• _Saved entries_:
◇ ◇ ◇ ◇ ◇
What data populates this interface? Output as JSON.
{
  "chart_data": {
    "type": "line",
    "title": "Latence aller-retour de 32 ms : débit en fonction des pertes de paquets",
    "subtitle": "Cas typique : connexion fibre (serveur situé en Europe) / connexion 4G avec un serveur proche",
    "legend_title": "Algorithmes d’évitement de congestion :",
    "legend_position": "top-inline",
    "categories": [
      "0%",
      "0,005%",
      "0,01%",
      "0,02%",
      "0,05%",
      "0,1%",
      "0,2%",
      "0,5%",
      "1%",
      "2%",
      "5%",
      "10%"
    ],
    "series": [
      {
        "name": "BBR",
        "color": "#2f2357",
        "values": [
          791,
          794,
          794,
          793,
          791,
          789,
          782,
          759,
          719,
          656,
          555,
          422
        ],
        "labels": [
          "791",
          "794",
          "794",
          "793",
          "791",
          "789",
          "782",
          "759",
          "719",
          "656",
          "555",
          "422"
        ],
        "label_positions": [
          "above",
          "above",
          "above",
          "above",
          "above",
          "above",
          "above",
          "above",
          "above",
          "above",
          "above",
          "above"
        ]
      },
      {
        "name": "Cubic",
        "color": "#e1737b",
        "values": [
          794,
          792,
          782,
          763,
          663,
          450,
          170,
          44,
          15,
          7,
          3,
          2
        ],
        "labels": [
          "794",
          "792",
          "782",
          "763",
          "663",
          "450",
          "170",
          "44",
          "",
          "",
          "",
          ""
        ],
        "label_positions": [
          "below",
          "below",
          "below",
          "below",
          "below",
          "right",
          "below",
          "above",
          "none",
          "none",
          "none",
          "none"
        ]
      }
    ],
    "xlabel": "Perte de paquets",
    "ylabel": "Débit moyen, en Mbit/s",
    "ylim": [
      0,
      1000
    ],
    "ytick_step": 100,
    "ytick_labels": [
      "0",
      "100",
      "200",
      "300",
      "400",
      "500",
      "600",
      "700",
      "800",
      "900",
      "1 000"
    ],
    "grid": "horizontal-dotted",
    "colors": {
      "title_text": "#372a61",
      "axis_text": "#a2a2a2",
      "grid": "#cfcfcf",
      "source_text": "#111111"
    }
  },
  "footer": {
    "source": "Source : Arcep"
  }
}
◇ ◇ ◇ ◇ ◇
• _WHAT TO DO_:
Transcribe the material above word for word.

• _OUTPUT OF THE EXERCISE_:
What data populates this interface? Output as JSON.
{
  "chart_data": {
    "type": "line",
    "title": "Latence aller-retour de 32 ms : débit en fonction des pertes de paquets",
    "subtitle": "Cas typique : connexion fibre (serveur situé en Europe) / connexion 4G avec un serveur proche",
    "legend_title": "Algorithmes d’évitement de congestion :",
    "legend_position": "top-inline",
    "categories": [
      "0%",
      "0,005%",
      "0,01%",
      "0,02%",
      "0,05%",
      "0,1%",
      "0,2%",
      "0,5%",
      "1%",
      "2%",
      "5%",
      "10%"
    ],
    "series": [
      {
        "name": "BBR",
        "color": "#2f2357",
        "values": [
          791,
          794,
          794,
          793,
          791,
          789,
          782,
          759,
          719,
          656,
          555,
          422
        ],
        "labels": [
          "791",
          "794",
          "794",
          "793",
          "791",
          "789",
          "782",
          "759",
          "719",
          "656",
          "555",
          "422"
        ],
        "label_positions": [
          "above",
          "above",
          "above",
          "above",
          "above",
          "above",
          "above",
          "above",
          "above",
          "above",
          "above",
          "above"
        ]
      },
      {
        "name": "Cubic",
        "color": "#e1737b",
        "values": [
          794,
          792,
          782,
          763,
          663,
          450,
          170,
          44,
          15,
          7,
          3,
          2
        ],
        "labels": [
          "794",
          "792",
          "782",
          "763",
          "663",
          "450",
          "170",
          "44",
          "",
          "",
          "",
          ""
        ],
        "label_positions": [
          "below",
          "below",
          "below",
          "below",
          "below",
          "right",
          "below",
          "above",
          "none",
          "none",
          "none",
          "none"
        ]
      }
    ],
    "xlabel": "Perte de paquets",
    "ylabel": "Débit moyen, en Mbit/s",
    "ylim": [
      0,
      1000
    ],
    "ytick_step": 100,
    "ytick_labels": [
      "0",
      "100",
      "200",
      "300",
      "400",
      "500",
      "600",
      "700",
      "800",
      "900",
      "1 000"
    ],
    "grid": "horizontal-dotted",
    "colors": {
      "title_text": "#372a61",
      "axis_text": "#a2a2a2",
      "grid": "#cfcfcf",
      "source_text": "#111111"
    }
  },
  "footer": {
    "source": "Source : Arcep"
  }
}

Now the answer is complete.